• [What this task involves] Count every line of these entries that holds the word "macht", and reply with the number only.
--- Data supplied ---
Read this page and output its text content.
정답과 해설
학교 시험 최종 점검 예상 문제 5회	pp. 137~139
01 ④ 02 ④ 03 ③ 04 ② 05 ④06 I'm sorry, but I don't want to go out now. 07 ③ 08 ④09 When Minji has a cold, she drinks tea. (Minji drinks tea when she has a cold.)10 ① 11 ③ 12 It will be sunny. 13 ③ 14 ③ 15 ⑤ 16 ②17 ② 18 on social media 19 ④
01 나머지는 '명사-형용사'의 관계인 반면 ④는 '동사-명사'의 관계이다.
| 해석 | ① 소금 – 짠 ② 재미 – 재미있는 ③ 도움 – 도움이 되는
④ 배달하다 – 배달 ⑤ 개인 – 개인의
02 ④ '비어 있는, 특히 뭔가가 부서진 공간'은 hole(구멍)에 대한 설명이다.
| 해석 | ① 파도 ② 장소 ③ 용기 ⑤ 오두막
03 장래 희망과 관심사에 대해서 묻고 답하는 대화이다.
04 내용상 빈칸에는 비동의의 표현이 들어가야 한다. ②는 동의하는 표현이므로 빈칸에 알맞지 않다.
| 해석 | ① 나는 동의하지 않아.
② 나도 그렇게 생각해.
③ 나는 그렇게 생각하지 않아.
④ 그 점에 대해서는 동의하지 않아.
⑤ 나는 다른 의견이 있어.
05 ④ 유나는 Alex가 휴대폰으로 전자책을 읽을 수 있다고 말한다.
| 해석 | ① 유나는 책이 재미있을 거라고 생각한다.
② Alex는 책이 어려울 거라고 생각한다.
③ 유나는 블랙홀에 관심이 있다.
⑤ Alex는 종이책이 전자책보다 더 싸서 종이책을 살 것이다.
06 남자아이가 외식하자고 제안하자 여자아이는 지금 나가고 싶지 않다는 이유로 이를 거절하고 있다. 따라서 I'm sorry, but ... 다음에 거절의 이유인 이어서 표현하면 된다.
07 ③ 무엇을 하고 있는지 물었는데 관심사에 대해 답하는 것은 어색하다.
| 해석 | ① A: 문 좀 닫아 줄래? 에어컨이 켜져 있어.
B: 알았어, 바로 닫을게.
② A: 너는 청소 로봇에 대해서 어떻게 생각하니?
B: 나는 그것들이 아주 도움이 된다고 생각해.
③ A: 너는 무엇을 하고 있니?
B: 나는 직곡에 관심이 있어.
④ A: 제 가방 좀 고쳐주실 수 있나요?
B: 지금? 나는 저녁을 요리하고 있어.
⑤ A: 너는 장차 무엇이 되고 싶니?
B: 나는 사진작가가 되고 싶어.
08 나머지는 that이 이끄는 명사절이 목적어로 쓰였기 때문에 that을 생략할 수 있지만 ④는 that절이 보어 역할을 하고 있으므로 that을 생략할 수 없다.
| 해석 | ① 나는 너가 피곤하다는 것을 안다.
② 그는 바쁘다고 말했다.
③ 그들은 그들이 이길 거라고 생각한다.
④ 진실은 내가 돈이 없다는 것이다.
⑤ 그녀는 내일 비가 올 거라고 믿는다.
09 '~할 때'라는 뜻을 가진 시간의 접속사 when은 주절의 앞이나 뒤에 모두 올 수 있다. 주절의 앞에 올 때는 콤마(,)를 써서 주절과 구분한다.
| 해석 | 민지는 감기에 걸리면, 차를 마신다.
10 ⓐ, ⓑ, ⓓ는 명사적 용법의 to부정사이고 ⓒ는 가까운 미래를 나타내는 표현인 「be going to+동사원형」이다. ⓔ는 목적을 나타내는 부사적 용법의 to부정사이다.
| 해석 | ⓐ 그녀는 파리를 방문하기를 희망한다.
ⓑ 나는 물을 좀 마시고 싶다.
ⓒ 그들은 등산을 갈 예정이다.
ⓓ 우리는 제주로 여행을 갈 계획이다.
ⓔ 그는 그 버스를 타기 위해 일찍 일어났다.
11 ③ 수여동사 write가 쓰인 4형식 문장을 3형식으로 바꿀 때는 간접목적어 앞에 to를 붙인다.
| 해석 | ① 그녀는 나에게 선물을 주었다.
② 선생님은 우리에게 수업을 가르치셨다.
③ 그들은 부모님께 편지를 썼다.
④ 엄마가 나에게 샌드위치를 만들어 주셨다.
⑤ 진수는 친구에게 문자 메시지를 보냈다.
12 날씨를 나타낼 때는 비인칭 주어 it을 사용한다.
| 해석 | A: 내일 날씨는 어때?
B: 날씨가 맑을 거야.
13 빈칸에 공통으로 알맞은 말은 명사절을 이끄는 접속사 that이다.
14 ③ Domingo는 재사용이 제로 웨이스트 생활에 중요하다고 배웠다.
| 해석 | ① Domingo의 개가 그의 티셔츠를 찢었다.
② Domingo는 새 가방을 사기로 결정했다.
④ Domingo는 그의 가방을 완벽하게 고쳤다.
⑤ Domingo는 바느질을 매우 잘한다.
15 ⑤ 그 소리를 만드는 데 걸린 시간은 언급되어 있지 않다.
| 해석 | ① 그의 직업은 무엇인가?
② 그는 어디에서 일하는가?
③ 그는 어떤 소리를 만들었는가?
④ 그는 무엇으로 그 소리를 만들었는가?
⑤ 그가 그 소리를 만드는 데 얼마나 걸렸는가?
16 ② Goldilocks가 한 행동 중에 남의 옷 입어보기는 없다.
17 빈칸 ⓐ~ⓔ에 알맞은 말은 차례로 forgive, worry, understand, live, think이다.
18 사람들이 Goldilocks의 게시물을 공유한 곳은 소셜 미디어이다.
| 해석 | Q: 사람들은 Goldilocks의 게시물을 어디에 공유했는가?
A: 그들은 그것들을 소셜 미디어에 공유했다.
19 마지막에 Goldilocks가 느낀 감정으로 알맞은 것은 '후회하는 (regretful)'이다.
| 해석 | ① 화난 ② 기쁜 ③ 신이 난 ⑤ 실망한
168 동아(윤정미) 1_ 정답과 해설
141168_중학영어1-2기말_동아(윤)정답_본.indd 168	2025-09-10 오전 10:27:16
---
--- Data supplied ---
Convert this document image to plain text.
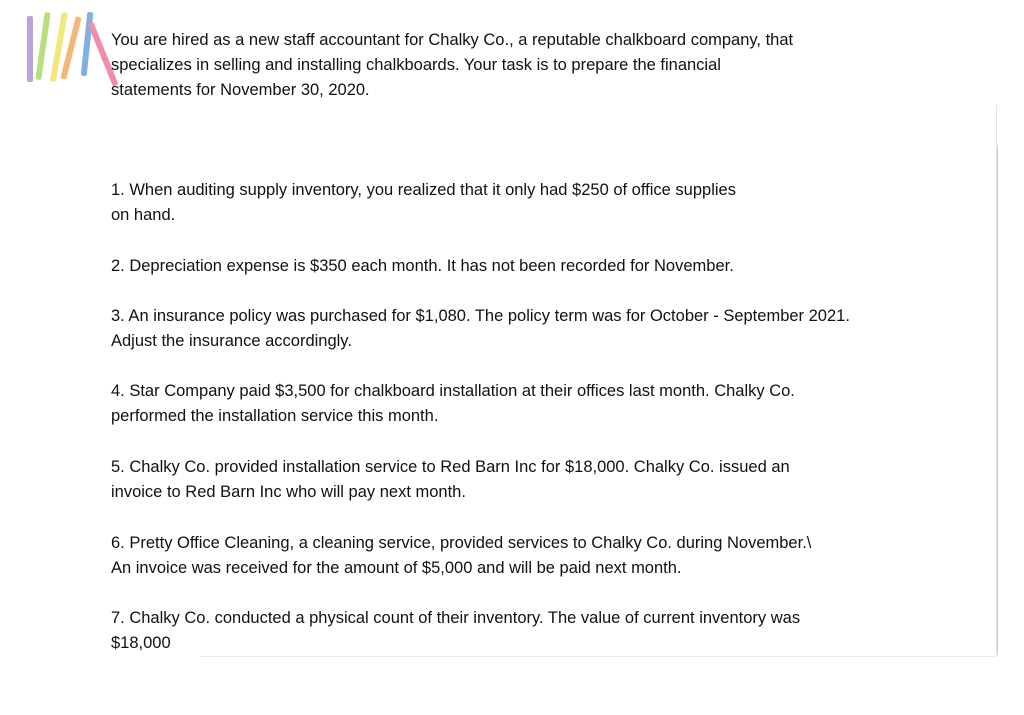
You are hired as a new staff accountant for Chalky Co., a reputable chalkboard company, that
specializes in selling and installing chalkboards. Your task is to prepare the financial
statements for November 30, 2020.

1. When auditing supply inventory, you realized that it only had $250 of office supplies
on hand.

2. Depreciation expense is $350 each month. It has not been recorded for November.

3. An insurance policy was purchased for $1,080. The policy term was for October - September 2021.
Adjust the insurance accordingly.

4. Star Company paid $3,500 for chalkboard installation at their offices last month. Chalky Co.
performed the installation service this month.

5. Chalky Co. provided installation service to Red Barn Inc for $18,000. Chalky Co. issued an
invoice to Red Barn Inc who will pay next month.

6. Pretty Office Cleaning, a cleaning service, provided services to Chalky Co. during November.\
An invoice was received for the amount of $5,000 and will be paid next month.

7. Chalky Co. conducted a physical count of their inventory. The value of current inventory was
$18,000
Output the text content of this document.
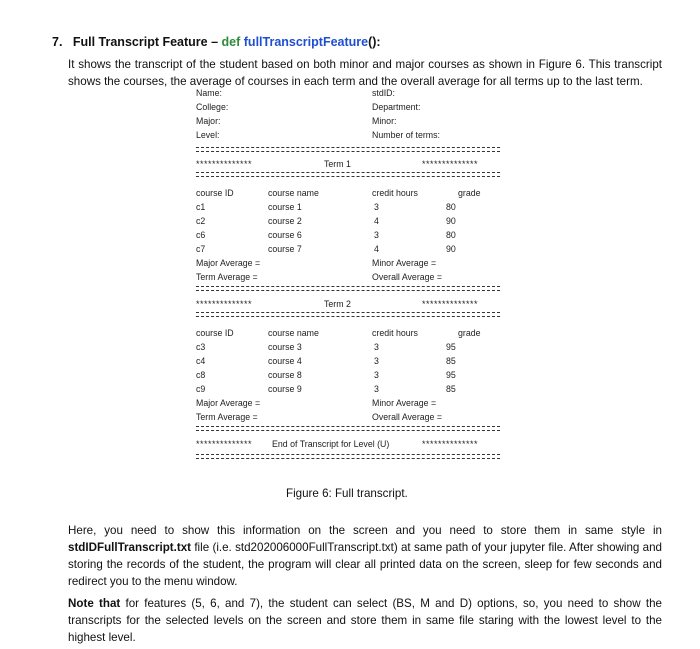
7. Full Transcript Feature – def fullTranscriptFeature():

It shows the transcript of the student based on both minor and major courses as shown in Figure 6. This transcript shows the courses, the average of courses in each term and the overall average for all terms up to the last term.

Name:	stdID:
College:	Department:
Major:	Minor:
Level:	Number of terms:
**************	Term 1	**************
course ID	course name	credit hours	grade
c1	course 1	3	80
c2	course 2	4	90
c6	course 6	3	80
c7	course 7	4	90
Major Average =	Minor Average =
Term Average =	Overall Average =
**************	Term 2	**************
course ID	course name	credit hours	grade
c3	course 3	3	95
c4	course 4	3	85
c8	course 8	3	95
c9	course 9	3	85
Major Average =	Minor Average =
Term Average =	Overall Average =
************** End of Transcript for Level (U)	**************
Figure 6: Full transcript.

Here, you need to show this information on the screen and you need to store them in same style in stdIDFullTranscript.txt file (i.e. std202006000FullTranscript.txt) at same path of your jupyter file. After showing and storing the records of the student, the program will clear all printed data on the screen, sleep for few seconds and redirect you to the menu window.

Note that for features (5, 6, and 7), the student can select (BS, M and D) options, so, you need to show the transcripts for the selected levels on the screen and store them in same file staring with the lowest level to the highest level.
---
--- Data supplied ---
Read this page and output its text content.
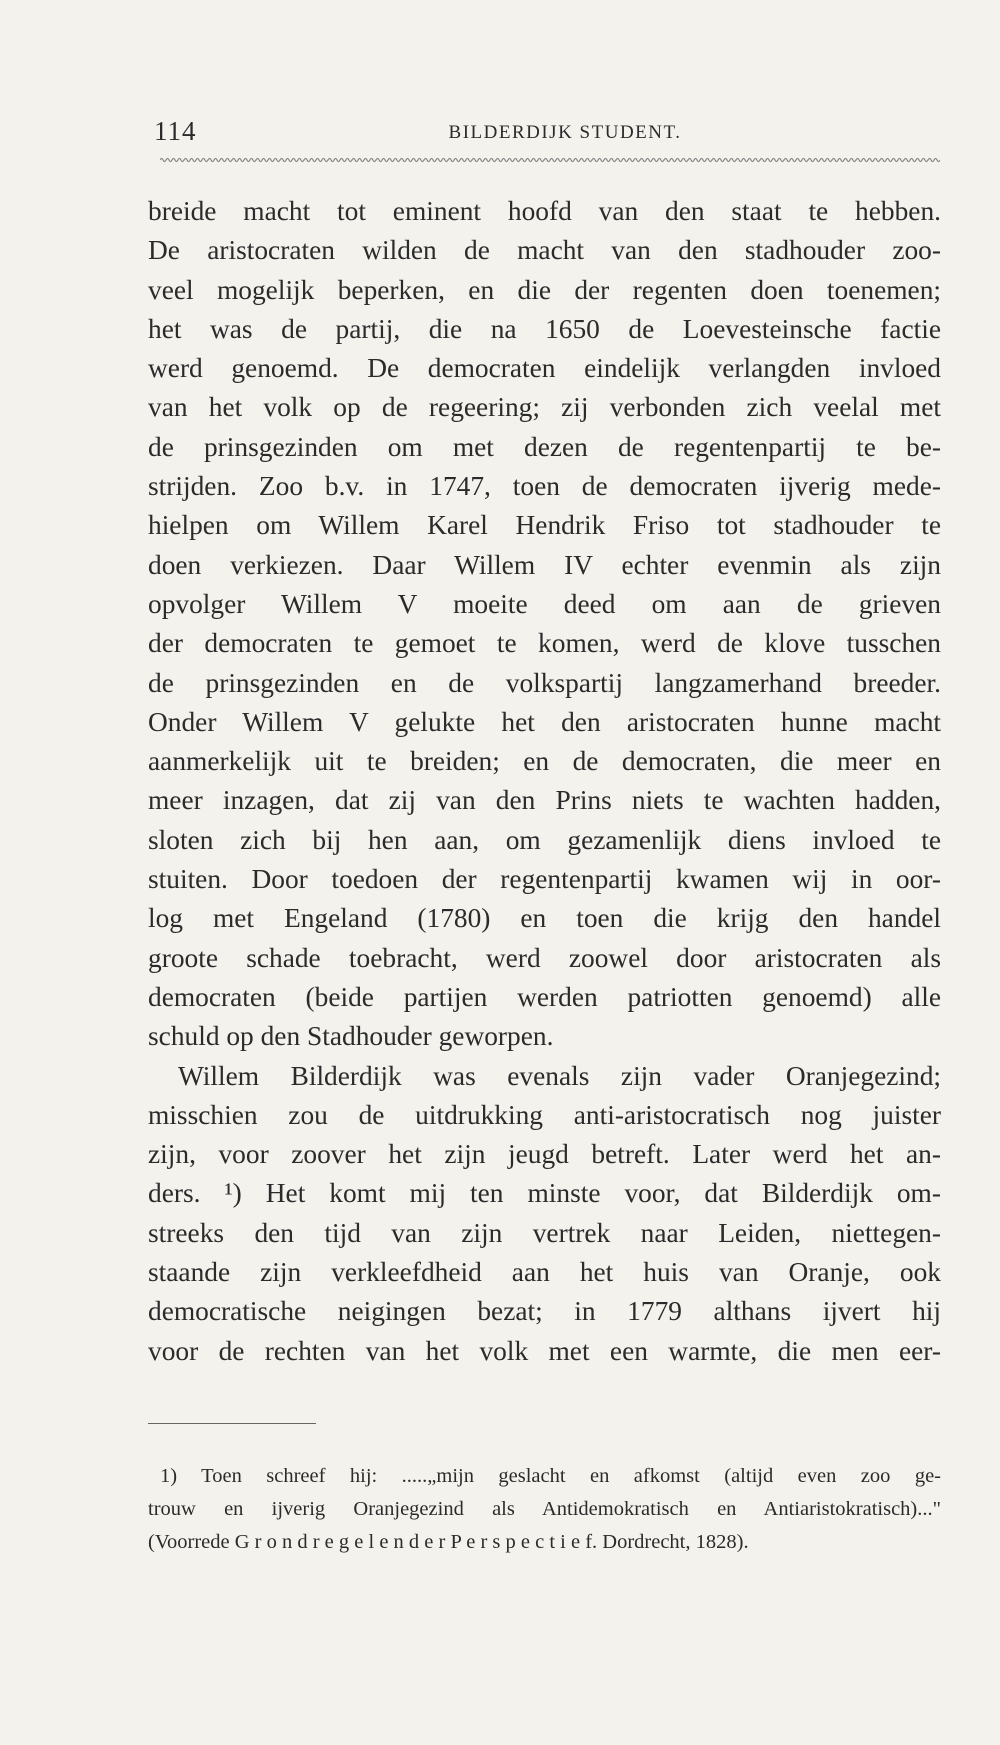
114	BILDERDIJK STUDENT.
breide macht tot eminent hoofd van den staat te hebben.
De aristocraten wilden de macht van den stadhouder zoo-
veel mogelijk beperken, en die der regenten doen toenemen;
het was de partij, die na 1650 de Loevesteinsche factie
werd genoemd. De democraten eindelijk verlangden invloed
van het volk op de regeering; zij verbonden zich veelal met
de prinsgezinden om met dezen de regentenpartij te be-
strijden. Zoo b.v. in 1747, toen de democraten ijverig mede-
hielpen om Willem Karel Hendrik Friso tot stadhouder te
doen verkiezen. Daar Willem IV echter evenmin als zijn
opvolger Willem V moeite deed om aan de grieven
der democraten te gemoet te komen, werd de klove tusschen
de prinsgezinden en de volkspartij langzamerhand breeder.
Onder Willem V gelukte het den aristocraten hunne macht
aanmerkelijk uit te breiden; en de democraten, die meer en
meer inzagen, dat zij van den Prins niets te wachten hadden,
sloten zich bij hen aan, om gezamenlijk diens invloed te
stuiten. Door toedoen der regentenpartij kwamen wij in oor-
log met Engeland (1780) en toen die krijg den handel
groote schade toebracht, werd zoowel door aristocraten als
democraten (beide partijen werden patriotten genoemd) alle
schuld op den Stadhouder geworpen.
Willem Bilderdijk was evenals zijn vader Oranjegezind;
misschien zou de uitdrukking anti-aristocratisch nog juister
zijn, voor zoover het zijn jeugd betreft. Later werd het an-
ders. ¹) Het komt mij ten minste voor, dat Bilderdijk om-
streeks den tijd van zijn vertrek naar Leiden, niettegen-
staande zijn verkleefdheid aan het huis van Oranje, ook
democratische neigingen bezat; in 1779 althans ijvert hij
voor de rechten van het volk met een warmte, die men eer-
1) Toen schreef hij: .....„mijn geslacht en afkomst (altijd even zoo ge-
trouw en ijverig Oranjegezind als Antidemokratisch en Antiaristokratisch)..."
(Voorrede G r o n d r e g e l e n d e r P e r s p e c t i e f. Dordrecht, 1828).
---
• [Response for this exercise] 3